## Work required
Tally the lines in the listing below that contain "label" and report the tally alone.

## Supplied entries
------------------------

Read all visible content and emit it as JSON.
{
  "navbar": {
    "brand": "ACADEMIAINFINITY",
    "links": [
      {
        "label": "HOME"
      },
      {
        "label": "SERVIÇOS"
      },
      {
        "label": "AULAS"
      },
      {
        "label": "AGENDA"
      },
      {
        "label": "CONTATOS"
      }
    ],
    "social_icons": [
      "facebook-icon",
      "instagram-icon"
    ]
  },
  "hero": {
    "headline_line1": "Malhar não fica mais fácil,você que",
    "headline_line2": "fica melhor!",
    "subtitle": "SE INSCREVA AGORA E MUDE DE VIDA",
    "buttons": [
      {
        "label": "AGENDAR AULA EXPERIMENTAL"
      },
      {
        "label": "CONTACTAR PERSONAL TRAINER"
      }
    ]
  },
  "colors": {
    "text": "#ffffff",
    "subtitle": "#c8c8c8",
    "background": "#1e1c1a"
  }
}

------------------------

## The completed task
7